- **TASK INSTRUCTIONS**:
Each record below should be output verbatim, without pictures.

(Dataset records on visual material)
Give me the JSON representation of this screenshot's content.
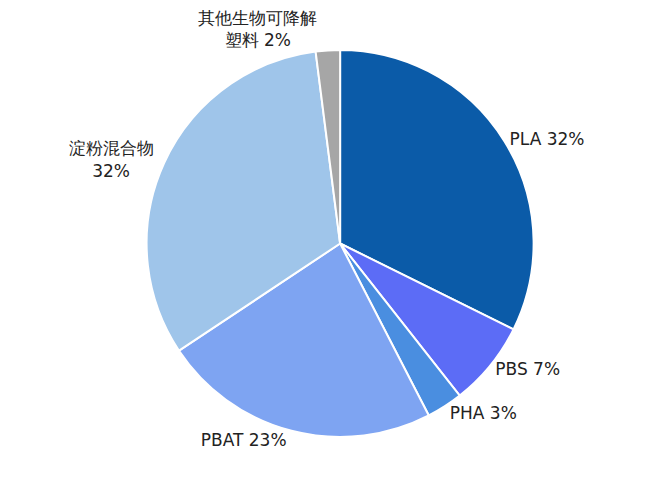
{
  "chart_data": {
    "type": "pie",
    "categories": [
      "PLA",
      "PBS",
      "PHA",
      "PBAT",
      "淀粉混合物",
      "其他生物可降解塑料"
    ],
    "values": [
      32,
      7,
      3,
      23,
      32,
      2
    ],
    "value_labels": [
      "PLA 32%",
      "PBS 7%",
      "PHA 3%",
      "PBAT 23%",
      "淀粉混合物\n32%",
      "其他生物可降解\n塑料 2%"
    ],
    "colors": [
      "#0b5ba8",
      "#5c6cf6",
      "#4a8ee0",
      "#7ea4f2",
      "#9fc5ea",
      "#a6a6a6"
    ],
    "data_labels": true
  }
}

- **FINAL RESULT**:
Give me the JSON representation of this screenshot's content.
{
  "chart_data": {
    "type": "pie",
    "categories": [
      "PLA",
      "PBS",
      "PHA",
      "PBAT",
      "淀粉混合物",
      "其他生物可降解塑料"
    ],
    "values": [
      32,
      7,
      3,
      23,
      32,
      2
    ],
    "value_labels": [
      "PLA 32%",
      "PBS 7%",
      "PHA 3%",
      "PBAT 23%",
      "淀粉混合物\n32%",
      "其他生物可降解\n塑料 2%"
    ],
    "colors": [
      "#0b5ba8",
      "#5c6cf6",
      "#4a8ee0",
      "#7ea4f2",
      "#9fc5ea",
      "#a6a6a6"
    ],
    "data_labels": true
  }
}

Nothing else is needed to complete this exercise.